• PROBLEM DESCRIPTION:
Find the string "this" in the listing and report every line that has it.

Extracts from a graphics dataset
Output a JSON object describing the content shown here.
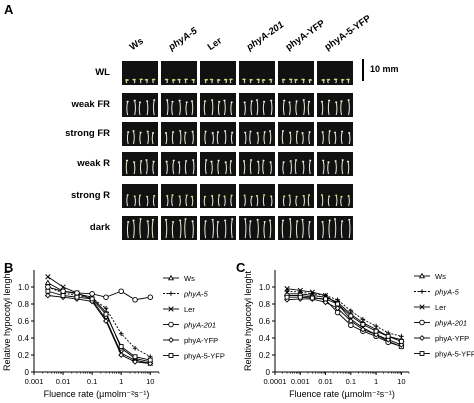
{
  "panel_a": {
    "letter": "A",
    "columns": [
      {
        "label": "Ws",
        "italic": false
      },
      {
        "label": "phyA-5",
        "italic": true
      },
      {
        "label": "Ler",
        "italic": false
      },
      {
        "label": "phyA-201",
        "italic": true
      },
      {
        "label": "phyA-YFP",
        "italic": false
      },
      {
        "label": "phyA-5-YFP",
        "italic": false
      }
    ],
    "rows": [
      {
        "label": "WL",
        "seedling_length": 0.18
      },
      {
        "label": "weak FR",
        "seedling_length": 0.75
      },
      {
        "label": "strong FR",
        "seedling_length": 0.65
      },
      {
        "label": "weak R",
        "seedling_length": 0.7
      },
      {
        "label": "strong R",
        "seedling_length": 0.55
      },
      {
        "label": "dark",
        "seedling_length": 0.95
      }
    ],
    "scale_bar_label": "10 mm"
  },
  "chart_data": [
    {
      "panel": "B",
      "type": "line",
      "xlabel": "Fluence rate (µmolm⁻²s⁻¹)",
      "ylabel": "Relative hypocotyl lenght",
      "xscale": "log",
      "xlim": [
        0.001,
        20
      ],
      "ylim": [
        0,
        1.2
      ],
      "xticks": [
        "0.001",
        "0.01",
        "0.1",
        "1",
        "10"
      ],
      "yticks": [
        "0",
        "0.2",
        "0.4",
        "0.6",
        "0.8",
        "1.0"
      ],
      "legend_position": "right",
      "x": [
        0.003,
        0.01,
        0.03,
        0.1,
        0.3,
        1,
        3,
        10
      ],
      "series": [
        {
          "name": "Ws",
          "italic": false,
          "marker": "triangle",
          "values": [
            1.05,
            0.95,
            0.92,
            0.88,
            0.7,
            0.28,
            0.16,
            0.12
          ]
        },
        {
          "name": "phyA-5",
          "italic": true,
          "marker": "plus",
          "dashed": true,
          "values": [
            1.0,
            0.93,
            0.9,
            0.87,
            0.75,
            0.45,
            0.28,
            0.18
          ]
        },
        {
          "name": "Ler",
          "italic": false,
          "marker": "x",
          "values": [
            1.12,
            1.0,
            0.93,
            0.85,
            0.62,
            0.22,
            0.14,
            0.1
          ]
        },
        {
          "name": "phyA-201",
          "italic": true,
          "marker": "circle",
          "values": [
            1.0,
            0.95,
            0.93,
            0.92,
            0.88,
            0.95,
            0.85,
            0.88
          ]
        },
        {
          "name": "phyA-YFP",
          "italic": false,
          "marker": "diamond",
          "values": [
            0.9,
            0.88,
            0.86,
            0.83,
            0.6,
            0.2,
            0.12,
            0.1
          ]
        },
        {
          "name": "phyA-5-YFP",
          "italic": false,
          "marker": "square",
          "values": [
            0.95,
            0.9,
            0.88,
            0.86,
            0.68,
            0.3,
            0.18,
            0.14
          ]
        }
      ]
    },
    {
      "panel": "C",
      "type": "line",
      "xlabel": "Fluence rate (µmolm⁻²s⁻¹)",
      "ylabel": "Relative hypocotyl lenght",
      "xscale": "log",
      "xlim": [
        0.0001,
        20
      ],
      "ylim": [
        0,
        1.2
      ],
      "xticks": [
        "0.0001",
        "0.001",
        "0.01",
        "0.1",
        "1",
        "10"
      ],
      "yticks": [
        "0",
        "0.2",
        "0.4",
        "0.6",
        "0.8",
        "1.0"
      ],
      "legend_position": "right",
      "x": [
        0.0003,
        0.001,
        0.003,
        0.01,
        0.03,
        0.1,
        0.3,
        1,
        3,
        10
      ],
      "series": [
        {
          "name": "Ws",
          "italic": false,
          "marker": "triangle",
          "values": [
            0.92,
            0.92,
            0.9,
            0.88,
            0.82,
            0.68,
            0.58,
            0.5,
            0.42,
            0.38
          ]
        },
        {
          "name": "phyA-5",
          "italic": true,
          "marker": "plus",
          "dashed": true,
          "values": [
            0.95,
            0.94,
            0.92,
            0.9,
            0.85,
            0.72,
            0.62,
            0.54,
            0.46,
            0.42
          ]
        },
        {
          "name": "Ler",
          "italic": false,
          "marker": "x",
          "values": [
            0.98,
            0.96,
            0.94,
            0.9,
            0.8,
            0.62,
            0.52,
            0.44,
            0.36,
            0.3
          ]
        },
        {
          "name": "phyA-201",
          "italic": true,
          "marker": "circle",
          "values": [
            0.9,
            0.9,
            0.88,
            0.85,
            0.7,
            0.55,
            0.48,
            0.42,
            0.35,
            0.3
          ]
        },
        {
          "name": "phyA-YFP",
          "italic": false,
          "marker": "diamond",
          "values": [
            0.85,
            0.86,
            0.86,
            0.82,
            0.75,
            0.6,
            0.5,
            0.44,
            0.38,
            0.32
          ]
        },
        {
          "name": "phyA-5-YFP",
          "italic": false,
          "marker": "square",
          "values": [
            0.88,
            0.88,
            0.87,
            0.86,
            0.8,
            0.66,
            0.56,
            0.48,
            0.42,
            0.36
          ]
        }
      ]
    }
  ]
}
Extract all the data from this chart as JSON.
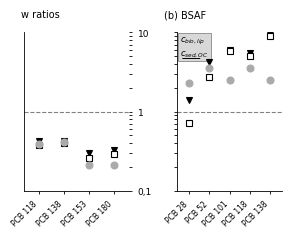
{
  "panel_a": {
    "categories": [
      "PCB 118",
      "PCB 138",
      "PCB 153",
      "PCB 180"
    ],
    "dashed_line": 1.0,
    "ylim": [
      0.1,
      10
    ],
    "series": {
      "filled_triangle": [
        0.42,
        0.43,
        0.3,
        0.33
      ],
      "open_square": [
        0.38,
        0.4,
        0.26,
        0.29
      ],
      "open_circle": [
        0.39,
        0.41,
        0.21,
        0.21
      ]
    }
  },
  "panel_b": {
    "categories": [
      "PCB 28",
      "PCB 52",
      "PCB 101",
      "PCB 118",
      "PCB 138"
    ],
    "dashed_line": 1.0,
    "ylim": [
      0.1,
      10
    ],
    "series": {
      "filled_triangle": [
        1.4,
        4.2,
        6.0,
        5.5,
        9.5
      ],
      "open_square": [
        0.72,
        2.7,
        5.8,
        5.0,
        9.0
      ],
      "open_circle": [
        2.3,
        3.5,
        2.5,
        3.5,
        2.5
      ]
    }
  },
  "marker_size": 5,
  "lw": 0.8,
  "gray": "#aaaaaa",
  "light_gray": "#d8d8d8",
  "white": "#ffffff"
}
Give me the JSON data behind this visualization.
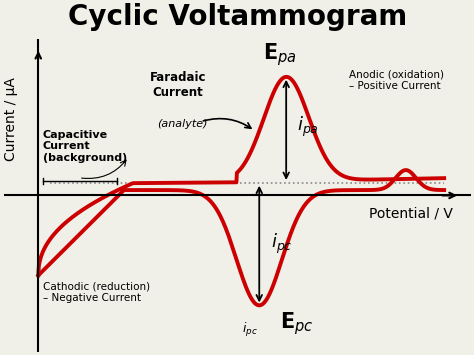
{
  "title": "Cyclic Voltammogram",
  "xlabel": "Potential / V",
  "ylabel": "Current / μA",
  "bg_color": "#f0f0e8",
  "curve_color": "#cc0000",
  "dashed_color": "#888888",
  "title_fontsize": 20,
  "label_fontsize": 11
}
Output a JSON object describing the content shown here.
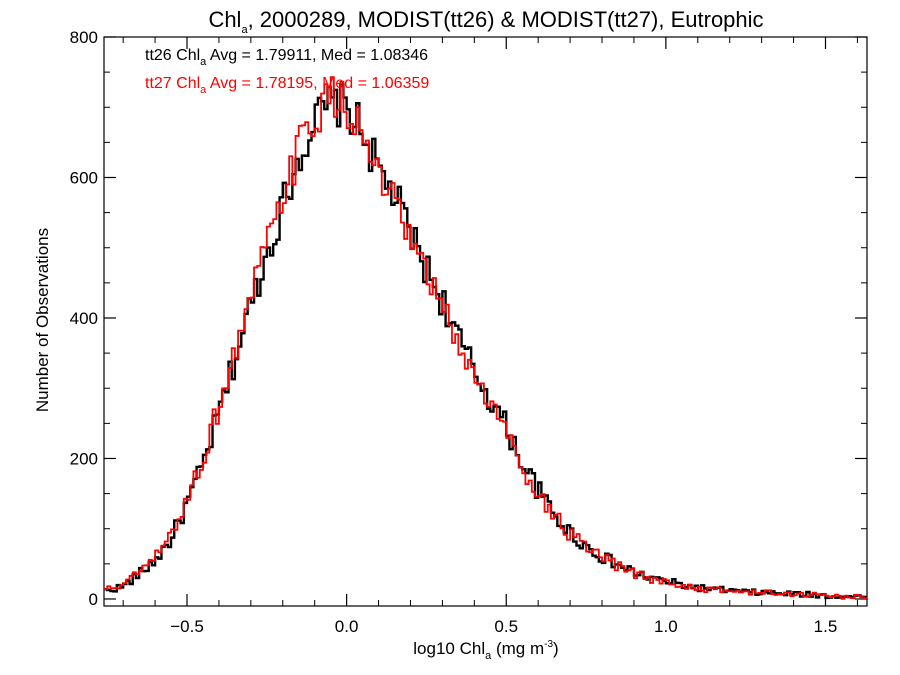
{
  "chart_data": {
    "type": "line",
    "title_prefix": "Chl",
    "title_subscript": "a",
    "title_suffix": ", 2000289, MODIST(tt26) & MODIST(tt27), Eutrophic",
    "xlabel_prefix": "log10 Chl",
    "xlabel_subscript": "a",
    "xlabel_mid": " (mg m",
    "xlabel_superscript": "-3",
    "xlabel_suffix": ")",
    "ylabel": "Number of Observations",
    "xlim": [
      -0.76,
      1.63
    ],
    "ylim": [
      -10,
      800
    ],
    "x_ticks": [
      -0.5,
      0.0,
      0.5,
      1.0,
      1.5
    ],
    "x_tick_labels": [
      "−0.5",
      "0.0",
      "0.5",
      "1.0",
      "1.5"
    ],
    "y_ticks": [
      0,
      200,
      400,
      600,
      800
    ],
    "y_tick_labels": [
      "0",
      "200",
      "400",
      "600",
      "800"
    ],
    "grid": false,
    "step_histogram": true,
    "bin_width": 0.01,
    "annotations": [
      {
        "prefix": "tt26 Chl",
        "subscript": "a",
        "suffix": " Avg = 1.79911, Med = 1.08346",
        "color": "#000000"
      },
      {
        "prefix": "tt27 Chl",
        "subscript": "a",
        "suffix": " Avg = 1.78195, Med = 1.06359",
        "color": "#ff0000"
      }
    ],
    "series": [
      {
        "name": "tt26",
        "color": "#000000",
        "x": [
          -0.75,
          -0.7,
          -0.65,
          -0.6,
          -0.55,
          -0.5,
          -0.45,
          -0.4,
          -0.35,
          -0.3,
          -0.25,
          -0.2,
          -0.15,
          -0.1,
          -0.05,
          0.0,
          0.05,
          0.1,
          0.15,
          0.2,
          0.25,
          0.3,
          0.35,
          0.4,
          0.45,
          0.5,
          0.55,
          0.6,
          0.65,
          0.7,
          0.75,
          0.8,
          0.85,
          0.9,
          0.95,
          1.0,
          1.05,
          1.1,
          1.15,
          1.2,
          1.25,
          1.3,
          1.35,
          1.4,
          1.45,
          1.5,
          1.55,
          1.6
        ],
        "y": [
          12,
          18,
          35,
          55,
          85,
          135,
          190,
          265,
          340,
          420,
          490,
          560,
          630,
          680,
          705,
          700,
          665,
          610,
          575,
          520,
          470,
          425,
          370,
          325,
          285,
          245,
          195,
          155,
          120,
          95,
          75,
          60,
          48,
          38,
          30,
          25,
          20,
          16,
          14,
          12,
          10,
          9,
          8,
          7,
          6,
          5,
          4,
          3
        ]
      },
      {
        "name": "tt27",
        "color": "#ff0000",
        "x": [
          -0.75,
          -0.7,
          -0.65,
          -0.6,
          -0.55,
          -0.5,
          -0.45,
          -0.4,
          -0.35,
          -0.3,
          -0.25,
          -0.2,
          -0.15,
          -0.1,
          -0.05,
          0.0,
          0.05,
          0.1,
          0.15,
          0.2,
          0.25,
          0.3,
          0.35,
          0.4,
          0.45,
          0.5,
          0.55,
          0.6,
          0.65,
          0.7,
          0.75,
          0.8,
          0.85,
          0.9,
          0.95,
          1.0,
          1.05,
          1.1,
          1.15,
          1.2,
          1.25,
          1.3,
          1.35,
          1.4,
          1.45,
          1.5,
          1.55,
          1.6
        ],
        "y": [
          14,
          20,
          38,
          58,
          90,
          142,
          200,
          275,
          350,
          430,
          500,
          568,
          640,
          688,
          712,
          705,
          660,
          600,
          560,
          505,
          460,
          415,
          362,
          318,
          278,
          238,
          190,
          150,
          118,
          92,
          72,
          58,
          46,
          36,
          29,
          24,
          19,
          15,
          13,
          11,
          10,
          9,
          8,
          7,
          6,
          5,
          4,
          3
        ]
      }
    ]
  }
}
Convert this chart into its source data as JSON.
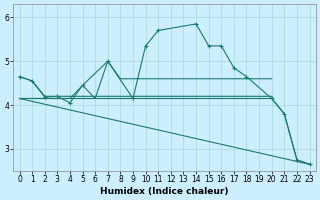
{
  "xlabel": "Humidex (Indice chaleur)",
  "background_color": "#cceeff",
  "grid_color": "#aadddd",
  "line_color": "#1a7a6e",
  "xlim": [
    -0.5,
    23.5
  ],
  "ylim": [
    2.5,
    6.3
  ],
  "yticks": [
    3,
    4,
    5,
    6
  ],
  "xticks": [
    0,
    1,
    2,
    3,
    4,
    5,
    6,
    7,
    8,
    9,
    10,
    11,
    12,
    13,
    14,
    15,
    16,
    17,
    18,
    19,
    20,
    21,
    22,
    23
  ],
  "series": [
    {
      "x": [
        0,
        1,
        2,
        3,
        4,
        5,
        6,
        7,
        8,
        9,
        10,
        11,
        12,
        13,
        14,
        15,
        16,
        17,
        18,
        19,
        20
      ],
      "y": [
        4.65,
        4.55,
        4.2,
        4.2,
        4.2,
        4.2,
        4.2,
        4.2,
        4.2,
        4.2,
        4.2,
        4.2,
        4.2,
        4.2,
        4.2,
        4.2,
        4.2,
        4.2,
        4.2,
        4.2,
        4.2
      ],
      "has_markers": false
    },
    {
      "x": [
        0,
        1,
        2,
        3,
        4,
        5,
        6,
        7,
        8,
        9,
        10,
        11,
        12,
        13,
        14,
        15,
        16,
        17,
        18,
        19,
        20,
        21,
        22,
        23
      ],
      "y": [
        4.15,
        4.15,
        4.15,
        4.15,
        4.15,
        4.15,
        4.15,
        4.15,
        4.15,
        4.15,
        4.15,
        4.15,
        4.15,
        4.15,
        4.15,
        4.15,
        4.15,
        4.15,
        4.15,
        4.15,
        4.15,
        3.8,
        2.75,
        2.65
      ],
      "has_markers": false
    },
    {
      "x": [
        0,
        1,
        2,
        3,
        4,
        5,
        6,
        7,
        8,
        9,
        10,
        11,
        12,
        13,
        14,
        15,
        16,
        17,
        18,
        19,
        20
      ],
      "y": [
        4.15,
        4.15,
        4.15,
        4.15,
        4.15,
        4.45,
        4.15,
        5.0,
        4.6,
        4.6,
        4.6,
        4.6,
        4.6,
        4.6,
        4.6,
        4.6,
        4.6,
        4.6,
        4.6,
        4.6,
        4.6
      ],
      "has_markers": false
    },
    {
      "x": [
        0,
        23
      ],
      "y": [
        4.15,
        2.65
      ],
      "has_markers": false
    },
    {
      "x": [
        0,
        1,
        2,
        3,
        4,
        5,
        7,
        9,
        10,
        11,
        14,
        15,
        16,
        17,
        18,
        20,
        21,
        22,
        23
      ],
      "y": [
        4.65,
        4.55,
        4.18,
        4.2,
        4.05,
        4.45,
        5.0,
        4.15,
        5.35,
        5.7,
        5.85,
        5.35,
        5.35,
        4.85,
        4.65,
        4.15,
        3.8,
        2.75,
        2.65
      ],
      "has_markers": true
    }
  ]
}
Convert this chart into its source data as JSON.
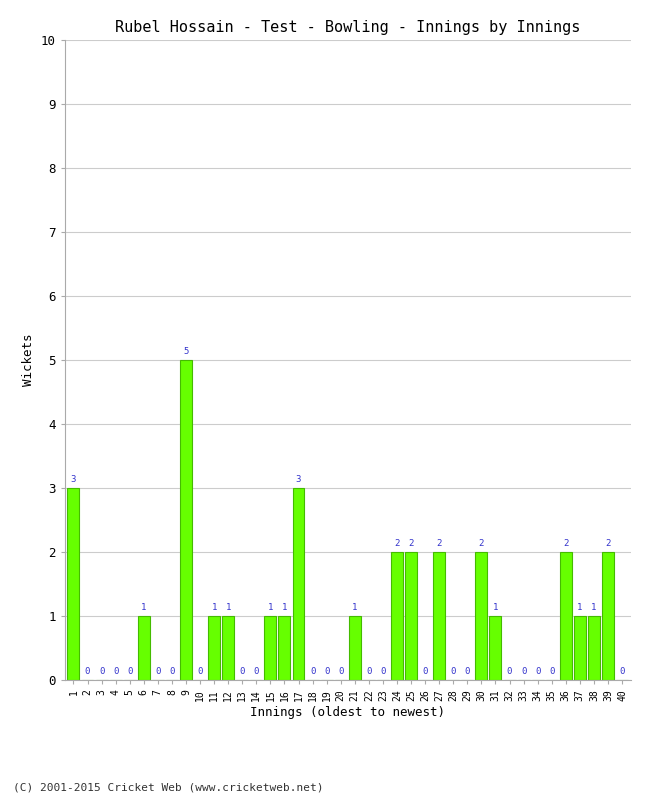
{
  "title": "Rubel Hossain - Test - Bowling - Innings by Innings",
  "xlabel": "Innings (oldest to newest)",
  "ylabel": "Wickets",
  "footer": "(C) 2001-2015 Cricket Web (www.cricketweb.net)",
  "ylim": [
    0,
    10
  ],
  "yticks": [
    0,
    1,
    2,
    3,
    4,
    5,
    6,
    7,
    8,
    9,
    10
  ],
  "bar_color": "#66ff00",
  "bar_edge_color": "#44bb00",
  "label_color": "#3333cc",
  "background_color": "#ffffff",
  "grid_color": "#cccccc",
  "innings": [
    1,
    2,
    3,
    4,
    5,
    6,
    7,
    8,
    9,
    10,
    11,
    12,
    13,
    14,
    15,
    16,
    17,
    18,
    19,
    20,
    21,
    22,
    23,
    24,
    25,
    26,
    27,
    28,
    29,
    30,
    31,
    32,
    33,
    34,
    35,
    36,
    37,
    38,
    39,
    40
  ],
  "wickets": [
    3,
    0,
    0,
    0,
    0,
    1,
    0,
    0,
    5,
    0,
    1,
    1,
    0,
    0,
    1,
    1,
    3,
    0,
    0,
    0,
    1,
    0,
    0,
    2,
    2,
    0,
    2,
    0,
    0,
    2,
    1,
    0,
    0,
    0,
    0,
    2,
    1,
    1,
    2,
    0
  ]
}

• TASK ANSWER:
Extract all the data from this chart as JSON.
Give me the JSON data behind this visualization.
Convert this chart into its source data as JSON.
Convert this chart into its source data as JSON.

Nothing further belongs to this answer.